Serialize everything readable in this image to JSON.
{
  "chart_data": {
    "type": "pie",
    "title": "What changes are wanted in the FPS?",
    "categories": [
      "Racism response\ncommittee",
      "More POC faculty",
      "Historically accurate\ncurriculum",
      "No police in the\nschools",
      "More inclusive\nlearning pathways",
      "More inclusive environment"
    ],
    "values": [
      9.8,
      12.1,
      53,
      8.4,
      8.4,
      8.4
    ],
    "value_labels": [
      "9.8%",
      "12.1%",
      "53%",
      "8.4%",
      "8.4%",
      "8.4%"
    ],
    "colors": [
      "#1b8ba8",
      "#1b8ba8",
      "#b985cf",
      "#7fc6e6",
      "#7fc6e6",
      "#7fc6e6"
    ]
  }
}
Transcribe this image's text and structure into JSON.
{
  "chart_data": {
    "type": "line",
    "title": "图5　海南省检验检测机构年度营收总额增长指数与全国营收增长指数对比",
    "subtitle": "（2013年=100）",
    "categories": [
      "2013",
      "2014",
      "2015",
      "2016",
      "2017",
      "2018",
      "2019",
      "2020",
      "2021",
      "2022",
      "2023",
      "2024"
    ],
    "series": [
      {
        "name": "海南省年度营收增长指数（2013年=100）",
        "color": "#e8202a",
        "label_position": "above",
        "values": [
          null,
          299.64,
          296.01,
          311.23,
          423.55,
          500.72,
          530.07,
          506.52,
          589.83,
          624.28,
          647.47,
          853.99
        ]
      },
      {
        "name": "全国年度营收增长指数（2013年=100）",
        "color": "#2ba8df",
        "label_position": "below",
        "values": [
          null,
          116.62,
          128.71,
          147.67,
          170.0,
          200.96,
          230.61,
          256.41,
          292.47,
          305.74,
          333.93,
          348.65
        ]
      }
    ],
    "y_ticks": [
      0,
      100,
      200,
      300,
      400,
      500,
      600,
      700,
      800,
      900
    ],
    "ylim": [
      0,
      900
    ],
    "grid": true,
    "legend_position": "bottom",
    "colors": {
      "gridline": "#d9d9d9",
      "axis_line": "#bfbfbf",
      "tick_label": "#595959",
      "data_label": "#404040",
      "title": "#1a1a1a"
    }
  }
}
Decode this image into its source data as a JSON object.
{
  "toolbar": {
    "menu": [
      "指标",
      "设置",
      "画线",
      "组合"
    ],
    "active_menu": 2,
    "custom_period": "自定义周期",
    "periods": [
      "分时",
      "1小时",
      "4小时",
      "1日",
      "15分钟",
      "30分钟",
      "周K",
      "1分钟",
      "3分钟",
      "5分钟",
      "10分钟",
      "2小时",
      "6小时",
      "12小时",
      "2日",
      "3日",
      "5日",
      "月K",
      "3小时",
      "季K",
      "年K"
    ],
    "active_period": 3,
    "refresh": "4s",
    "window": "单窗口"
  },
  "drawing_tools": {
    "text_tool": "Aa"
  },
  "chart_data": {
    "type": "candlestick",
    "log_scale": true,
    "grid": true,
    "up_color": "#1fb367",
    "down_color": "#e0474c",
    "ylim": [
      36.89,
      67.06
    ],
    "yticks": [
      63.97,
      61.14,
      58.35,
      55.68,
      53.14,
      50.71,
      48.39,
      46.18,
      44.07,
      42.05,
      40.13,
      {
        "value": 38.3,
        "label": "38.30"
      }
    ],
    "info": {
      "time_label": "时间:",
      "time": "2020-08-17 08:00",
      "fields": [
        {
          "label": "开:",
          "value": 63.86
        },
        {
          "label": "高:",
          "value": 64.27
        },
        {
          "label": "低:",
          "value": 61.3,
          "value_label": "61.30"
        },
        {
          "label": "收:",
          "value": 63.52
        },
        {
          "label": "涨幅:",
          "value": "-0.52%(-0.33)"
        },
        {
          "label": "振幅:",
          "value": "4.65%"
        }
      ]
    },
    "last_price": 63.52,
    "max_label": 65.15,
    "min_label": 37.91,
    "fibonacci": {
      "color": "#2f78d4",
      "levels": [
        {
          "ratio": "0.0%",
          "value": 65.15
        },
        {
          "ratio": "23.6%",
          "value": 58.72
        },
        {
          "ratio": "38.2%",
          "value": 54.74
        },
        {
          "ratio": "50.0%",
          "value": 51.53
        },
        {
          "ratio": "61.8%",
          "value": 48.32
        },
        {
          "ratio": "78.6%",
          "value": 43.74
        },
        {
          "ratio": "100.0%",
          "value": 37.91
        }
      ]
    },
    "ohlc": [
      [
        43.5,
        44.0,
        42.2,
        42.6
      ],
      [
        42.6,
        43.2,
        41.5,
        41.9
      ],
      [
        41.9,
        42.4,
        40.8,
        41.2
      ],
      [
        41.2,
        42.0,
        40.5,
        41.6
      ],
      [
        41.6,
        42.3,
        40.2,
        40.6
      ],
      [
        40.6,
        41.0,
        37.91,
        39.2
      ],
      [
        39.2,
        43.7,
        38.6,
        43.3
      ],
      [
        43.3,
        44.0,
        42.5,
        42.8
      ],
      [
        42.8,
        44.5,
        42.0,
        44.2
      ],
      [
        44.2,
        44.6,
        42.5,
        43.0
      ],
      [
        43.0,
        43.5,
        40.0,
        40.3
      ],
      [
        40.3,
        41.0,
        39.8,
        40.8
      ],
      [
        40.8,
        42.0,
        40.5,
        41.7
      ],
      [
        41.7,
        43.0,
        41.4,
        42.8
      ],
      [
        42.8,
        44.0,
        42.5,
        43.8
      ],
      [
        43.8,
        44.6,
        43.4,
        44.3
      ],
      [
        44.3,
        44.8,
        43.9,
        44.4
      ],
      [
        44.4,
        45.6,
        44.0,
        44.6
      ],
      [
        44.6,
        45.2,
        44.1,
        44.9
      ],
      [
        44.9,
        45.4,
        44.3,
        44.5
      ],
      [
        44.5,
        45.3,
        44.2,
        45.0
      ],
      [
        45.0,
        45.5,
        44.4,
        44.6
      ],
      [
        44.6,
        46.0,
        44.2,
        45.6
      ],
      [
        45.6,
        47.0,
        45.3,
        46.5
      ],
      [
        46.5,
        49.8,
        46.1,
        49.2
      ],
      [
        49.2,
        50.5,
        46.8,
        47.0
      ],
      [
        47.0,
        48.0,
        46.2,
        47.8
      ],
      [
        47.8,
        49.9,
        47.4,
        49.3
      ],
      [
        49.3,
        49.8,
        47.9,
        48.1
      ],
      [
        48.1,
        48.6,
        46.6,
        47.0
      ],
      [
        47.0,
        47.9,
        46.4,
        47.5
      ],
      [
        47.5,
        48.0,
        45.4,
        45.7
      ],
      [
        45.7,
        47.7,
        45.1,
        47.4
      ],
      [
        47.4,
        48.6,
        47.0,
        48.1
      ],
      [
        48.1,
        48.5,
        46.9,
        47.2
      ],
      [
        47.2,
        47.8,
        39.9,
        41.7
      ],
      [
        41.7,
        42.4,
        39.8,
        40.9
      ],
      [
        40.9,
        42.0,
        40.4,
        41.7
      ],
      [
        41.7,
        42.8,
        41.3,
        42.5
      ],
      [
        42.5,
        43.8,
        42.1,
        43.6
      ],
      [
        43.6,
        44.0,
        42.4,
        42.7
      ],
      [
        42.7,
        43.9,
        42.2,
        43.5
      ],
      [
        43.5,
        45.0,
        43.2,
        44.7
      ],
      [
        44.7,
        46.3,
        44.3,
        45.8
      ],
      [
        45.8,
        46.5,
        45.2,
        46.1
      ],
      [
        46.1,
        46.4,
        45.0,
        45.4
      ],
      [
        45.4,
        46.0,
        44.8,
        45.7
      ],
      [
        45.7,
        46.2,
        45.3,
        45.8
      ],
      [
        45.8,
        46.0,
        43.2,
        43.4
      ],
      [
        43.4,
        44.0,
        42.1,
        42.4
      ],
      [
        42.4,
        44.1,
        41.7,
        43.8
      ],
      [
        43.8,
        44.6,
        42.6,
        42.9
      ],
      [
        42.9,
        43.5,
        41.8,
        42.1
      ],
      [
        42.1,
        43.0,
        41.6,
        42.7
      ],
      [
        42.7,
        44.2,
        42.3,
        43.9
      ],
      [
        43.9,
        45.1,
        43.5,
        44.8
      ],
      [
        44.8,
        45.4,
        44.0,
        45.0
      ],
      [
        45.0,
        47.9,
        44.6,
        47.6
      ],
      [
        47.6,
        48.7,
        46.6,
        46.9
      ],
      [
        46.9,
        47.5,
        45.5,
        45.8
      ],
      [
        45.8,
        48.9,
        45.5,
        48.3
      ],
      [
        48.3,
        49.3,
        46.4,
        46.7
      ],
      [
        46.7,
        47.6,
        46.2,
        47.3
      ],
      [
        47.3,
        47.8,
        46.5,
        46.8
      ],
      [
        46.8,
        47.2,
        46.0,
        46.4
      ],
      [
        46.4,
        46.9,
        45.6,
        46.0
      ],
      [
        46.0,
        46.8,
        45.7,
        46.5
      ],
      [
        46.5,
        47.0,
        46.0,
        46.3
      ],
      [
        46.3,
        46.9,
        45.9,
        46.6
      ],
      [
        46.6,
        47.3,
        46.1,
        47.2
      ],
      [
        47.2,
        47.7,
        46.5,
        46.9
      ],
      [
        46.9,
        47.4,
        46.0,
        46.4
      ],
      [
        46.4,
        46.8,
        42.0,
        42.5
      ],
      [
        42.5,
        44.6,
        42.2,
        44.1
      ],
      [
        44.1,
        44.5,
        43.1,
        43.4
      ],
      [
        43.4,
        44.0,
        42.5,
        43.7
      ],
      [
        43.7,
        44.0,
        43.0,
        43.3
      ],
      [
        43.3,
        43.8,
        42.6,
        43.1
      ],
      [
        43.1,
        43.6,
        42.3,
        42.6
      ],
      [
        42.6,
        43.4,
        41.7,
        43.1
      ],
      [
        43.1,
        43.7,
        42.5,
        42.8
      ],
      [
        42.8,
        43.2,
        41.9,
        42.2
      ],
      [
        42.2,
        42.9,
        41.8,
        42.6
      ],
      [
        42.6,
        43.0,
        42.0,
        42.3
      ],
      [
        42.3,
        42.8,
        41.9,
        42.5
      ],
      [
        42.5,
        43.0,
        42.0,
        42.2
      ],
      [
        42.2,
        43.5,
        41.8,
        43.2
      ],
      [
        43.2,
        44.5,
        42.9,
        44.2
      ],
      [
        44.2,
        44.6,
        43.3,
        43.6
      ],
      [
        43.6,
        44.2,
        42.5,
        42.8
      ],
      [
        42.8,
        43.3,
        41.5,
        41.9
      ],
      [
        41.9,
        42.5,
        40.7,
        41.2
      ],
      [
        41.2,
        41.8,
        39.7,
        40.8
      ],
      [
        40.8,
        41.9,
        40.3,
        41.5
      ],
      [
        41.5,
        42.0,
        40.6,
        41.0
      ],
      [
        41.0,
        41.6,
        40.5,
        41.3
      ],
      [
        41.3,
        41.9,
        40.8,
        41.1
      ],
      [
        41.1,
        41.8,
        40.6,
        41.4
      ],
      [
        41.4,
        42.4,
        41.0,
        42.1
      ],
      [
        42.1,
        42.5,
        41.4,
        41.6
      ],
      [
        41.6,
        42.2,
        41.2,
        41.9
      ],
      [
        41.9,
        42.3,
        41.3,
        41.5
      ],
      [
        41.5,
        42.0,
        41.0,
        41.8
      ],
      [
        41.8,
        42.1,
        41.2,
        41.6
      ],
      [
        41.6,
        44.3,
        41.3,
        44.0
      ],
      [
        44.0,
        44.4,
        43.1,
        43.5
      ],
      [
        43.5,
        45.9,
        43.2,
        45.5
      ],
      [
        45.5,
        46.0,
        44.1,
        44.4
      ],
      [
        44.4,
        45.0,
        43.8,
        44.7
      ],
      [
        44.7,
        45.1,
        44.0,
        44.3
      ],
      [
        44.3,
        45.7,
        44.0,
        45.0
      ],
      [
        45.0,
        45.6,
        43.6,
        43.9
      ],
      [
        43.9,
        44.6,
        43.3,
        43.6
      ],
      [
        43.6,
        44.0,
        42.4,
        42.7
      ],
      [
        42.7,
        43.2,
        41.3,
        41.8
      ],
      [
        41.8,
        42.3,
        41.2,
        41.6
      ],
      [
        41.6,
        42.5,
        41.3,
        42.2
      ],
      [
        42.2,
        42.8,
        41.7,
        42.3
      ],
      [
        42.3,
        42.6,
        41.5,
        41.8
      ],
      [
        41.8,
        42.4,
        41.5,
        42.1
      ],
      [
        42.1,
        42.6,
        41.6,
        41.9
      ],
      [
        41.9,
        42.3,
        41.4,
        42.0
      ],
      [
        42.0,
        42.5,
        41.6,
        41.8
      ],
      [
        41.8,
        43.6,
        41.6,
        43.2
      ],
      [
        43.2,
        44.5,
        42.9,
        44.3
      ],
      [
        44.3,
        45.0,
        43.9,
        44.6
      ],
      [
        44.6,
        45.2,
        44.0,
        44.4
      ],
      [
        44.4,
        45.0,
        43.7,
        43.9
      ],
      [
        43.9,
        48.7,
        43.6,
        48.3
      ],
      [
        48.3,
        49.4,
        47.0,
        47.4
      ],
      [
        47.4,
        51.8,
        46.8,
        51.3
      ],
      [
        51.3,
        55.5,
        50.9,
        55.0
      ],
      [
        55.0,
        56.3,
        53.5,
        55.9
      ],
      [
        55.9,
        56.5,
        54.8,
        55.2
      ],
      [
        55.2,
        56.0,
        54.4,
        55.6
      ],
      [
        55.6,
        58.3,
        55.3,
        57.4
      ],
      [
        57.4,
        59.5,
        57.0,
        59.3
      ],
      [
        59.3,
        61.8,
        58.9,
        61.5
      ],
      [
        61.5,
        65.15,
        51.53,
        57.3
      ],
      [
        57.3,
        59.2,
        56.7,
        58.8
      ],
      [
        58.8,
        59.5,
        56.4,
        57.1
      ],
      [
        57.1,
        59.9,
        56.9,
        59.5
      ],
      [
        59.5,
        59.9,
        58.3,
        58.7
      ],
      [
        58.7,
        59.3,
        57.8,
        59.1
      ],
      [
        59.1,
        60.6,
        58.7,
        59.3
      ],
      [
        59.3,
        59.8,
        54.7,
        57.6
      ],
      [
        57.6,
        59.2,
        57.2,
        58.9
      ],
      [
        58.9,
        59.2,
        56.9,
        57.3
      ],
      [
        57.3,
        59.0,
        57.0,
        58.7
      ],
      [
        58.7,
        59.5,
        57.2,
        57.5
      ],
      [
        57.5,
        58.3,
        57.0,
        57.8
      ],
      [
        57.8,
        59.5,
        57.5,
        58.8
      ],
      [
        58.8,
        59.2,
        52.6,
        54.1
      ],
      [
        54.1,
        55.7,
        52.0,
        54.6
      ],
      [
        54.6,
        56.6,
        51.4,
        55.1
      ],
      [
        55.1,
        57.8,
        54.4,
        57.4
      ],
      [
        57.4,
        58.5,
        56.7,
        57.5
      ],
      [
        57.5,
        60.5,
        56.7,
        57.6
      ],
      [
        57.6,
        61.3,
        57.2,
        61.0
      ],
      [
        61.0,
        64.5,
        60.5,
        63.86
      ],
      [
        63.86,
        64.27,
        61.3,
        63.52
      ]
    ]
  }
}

━━━━━━━━

- Exercise task -
Copy every line in the entries above that has the string "name" in it.

- Response to this exercise -
        "name": "海南省年度营收增长指数（2013年=100）",
        "name": "全国年度营收增长指数（2013年=100）",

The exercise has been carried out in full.